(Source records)
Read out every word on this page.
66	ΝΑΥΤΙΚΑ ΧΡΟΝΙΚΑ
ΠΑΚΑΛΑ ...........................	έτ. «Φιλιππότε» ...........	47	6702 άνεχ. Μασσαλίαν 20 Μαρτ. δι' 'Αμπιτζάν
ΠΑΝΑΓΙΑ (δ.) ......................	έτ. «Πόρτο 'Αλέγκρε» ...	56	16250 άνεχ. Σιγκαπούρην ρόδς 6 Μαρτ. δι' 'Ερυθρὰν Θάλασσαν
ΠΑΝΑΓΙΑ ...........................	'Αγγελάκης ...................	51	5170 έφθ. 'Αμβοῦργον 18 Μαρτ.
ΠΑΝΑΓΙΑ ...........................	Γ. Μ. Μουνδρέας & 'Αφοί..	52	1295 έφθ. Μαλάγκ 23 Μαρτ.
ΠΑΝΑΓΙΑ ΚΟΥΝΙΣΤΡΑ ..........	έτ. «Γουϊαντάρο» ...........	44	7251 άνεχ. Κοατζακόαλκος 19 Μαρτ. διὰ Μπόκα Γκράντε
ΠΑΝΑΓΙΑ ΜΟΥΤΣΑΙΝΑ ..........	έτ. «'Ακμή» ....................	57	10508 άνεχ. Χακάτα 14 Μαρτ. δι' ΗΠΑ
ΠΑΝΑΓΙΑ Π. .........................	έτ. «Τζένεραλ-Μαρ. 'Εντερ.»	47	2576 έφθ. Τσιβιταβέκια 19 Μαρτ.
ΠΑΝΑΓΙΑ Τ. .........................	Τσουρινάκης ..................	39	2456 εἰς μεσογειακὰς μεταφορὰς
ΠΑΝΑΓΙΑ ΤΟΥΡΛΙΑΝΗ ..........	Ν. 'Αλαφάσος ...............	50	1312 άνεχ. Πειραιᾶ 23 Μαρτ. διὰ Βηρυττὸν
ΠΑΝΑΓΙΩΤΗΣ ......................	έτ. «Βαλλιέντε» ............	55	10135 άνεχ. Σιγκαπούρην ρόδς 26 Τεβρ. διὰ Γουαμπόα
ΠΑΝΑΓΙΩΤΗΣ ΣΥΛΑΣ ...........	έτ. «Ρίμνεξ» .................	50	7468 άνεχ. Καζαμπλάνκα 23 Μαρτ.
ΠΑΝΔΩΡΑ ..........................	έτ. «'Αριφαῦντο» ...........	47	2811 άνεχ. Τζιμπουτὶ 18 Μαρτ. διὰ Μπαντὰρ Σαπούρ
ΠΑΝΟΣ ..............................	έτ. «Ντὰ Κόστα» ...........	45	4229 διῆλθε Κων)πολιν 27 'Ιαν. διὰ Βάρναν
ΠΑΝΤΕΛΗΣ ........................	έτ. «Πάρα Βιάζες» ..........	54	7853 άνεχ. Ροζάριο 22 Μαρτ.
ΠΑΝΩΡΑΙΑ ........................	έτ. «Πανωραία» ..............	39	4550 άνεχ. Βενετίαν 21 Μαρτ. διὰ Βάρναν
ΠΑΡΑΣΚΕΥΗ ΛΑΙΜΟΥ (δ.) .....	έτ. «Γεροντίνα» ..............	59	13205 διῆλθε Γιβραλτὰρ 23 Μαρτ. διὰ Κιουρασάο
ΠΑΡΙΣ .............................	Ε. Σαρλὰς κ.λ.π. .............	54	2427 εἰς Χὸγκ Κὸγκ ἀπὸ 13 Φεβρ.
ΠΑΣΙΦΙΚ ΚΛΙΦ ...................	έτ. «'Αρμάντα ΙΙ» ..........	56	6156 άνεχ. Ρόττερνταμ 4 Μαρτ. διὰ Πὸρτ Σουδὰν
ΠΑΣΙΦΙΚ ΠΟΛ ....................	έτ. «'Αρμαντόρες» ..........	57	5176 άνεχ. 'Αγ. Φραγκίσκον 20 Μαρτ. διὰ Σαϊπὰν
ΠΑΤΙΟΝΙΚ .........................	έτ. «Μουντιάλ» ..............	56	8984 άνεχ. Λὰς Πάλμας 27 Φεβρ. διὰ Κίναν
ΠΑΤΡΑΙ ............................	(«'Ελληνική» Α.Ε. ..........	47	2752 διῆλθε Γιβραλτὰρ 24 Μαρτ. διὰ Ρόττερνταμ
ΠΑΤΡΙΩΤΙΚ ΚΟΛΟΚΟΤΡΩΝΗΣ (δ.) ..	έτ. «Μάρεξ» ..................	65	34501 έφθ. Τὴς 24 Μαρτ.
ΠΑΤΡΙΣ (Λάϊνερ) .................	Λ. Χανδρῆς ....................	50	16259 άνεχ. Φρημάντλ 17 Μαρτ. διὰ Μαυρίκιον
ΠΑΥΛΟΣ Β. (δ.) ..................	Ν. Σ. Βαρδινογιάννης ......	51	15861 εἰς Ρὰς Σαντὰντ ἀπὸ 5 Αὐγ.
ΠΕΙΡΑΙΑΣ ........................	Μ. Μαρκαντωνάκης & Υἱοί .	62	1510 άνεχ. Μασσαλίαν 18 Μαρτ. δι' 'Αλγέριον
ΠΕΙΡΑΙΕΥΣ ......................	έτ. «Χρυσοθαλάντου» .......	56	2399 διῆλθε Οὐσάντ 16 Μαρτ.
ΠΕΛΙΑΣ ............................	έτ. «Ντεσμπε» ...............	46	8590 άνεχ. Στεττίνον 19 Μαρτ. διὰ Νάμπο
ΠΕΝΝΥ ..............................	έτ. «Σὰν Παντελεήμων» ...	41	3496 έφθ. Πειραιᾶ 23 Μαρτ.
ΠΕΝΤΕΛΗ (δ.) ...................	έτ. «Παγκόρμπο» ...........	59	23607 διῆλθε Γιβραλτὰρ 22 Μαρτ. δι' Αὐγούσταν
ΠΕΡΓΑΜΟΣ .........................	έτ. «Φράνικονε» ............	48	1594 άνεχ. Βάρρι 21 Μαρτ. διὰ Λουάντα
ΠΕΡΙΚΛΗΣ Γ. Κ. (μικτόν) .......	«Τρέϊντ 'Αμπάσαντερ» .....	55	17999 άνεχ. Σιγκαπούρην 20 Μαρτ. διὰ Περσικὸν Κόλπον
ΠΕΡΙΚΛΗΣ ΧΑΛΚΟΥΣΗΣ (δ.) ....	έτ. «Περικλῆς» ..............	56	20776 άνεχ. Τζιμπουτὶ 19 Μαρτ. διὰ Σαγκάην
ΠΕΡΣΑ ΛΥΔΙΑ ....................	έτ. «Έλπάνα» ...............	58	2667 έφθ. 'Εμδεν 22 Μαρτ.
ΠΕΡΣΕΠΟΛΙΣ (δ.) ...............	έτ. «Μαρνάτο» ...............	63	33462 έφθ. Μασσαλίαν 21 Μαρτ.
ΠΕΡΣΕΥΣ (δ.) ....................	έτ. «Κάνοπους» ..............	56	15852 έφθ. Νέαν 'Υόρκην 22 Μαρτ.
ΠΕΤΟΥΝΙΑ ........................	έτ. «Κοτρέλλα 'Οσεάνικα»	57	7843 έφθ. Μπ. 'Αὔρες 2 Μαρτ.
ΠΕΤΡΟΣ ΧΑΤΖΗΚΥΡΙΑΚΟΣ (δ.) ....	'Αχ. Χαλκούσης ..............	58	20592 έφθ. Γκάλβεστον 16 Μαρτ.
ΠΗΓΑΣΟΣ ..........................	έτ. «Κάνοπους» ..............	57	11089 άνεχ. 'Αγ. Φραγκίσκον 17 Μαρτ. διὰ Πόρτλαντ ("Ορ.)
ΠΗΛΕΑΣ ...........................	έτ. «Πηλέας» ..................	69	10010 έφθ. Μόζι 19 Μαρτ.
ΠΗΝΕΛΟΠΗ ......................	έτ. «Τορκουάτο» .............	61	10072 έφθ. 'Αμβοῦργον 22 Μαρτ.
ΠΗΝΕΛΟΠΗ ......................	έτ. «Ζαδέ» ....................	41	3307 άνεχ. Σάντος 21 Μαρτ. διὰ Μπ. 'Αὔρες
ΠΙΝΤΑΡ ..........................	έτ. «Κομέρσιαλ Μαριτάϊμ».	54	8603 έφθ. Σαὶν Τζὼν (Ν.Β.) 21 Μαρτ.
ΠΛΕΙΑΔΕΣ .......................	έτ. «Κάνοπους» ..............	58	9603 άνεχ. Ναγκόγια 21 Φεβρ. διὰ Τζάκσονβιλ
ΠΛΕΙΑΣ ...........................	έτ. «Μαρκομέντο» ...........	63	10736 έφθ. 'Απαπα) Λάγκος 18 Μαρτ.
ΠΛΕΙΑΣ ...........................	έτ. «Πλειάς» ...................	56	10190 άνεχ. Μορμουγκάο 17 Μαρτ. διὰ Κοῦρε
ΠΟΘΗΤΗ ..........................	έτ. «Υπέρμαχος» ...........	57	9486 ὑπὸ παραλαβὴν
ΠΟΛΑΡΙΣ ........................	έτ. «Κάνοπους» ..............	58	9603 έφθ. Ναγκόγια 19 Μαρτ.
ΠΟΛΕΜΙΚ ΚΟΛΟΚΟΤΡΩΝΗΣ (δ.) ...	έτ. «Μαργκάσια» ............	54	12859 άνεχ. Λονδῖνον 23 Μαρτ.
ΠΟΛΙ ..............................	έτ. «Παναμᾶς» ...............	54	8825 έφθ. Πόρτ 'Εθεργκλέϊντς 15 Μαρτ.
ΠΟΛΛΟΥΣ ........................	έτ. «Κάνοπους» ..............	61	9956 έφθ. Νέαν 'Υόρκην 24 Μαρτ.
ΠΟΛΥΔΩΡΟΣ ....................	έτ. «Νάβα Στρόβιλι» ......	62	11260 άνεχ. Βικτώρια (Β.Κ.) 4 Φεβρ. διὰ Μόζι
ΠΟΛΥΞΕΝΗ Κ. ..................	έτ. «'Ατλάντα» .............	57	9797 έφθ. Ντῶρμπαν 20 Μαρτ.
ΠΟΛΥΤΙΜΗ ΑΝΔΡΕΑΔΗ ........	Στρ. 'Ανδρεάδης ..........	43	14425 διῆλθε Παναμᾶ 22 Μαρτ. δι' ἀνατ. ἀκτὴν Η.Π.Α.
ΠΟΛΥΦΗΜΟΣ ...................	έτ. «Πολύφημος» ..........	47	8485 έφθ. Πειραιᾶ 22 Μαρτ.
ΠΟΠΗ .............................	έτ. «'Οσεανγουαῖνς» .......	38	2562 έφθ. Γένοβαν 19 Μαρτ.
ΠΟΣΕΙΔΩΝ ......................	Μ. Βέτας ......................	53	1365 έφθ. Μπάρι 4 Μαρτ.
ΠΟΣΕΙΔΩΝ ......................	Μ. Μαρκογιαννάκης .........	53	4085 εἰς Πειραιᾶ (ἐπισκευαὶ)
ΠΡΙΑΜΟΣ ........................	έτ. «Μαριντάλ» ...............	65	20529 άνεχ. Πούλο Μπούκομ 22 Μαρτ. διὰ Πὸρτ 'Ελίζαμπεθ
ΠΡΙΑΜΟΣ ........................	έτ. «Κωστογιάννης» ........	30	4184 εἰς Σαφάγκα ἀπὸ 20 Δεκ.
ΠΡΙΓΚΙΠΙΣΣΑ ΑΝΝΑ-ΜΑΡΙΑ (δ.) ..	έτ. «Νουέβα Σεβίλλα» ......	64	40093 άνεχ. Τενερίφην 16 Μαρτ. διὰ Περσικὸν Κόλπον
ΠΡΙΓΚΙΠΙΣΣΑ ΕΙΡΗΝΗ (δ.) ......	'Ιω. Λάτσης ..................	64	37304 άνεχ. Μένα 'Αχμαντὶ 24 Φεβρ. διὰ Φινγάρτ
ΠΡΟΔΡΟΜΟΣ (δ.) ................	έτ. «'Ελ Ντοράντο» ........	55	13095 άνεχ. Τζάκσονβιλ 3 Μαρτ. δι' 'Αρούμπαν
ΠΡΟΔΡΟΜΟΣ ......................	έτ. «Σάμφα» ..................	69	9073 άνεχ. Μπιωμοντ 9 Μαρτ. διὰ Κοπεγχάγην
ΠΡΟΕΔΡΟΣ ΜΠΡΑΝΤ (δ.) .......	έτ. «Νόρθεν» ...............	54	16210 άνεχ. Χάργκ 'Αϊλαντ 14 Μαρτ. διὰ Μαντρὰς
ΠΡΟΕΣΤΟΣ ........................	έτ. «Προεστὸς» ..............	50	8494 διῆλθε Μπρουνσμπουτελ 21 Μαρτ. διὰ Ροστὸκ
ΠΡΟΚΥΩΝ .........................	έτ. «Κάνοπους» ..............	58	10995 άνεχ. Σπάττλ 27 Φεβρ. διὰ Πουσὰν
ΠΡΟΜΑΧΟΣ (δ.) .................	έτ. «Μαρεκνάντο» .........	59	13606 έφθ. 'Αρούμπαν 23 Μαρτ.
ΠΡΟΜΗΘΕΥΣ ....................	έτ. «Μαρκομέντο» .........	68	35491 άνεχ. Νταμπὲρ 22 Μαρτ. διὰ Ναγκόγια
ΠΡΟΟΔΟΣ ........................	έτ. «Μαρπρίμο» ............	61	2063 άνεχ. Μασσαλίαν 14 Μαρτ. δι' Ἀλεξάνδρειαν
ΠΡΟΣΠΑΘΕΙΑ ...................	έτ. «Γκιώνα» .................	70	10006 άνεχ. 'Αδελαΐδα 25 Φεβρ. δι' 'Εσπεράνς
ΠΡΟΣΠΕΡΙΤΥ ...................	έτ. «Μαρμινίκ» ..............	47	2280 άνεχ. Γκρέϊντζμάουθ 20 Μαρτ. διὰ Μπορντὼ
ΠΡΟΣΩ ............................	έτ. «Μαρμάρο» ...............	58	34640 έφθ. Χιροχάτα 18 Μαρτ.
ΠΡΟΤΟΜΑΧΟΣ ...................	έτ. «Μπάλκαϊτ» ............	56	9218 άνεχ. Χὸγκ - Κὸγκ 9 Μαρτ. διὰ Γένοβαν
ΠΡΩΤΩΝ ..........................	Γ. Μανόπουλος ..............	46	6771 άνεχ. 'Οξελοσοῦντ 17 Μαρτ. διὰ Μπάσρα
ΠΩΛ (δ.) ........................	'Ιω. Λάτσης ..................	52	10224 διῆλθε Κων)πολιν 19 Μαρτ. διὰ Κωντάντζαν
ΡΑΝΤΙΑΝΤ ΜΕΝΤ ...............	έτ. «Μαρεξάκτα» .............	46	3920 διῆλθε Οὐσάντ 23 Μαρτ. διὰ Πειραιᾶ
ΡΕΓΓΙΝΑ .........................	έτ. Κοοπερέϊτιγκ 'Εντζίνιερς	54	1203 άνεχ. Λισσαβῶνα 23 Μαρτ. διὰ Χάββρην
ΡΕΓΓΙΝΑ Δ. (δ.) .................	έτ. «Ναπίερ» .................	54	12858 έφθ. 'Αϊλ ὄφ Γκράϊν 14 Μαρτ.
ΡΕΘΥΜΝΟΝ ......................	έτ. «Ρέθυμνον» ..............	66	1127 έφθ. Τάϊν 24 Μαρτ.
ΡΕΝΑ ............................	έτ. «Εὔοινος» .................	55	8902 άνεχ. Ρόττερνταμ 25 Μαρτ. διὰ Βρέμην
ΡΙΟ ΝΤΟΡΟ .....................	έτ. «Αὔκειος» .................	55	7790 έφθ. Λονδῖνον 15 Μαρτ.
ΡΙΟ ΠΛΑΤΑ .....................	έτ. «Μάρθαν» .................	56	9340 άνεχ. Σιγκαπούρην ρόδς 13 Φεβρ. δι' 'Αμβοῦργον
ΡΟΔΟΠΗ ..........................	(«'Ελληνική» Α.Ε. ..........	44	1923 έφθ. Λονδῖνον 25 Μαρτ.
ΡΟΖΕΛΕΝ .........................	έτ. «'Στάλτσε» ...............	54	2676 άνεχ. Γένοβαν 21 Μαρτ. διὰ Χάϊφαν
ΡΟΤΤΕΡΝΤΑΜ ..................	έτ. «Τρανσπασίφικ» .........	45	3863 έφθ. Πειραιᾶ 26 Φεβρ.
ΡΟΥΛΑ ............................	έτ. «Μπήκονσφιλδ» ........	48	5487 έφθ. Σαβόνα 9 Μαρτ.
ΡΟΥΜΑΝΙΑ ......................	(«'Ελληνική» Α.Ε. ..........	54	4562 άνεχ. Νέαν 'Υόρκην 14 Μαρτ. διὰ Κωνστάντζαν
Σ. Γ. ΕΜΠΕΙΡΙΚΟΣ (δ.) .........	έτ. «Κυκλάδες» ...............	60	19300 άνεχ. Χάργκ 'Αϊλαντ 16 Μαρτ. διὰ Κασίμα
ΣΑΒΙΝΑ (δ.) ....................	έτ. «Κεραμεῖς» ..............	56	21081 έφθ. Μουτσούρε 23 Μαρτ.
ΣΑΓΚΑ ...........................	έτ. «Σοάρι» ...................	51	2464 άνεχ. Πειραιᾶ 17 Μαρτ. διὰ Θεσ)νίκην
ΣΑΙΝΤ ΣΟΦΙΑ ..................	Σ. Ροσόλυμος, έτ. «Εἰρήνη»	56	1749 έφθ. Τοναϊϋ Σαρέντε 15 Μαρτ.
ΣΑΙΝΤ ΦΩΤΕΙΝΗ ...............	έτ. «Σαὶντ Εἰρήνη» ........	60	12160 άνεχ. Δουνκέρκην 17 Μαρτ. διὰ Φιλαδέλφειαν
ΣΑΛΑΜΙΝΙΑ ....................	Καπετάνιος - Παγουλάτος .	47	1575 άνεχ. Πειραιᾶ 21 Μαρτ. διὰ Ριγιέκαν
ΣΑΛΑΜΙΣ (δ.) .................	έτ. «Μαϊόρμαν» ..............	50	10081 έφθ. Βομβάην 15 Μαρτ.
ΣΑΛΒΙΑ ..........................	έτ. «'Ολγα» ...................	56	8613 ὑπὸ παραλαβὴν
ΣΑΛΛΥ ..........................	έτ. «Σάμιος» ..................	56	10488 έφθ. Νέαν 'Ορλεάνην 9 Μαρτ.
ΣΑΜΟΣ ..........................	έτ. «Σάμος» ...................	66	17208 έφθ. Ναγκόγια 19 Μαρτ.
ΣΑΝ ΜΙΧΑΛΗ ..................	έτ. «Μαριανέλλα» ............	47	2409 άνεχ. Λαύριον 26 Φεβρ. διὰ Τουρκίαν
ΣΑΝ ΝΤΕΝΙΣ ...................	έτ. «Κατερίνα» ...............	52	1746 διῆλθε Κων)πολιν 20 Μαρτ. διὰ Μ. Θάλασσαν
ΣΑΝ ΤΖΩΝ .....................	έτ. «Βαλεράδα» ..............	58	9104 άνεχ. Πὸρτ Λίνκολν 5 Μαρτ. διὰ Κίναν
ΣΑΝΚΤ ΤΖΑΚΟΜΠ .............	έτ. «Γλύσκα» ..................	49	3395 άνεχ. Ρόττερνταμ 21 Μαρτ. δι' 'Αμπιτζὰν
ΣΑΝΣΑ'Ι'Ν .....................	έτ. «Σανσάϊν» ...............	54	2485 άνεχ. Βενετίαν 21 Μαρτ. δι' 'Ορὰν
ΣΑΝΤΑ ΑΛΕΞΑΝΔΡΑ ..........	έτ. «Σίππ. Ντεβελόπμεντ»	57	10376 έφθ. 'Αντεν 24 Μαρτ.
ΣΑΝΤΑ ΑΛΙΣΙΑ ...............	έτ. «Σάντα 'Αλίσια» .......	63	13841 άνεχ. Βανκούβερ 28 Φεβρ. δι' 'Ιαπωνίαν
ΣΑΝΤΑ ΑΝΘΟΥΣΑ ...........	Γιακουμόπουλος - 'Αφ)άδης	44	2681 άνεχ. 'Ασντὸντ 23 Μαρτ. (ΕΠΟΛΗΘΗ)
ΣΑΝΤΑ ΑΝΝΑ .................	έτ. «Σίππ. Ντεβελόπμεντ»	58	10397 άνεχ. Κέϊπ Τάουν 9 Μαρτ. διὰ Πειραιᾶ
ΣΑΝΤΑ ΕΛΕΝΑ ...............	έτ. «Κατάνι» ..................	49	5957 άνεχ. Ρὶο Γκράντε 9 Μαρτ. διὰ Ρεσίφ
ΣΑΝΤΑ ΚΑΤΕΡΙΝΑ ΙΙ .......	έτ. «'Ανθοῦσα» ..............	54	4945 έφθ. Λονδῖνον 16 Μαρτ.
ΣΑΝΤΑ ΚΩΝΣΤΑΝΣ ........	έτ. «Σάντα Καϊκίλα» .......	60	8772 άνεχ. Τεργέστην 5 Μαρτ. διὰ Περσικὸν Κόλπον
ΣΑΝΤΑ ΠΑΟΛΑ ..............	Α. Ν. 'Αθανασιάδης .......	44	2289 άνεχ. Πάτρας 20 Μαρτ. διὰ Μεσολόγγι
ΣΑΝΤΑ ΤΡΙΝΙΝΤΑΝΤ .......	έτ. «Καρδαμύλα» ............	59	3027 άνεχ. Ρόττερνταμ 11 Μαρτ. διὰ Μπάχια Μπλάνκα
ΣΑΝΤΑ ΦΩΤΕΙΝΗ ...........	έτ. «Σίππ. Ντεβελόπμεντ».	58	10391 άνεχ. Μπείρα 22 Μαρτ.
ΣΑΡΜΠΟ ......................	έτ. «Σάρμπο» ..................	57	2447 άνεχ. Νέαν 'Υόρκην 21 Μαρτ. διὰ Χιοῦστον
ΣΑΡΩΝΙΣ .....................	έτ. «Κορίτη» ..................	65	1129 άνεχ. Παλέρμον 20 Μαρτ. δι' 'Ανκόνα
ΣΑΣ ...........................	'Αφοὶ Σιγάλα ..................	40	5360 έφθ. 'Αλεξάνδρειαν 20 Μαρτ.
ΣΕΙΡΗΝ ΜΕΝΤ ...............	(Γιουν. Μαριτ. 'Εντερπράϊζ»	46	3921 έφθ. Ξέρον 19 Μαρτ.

- SET PROBLEM: Give every line of the material that includes the string "Λάτσης".

- ANSWER TO THIS PROBLEM:
ΠΡΙΓΚΙΠΙΣΣΑ ΕΙΡΗΝΗ (δ.) ......	'Ιω. Λάτσης ..................	64	37304 άνεχ. Μένα 'Αχμαντὶ 24 Φεβρ. διὰ Φινγάρτ
ΠΩΛ (δ.) ........................	'Ιω. Λάτσης ..................	52	10224 διῆλθε Κων)πολιν 19 Μαρτ. διὰ Κωντάντζαν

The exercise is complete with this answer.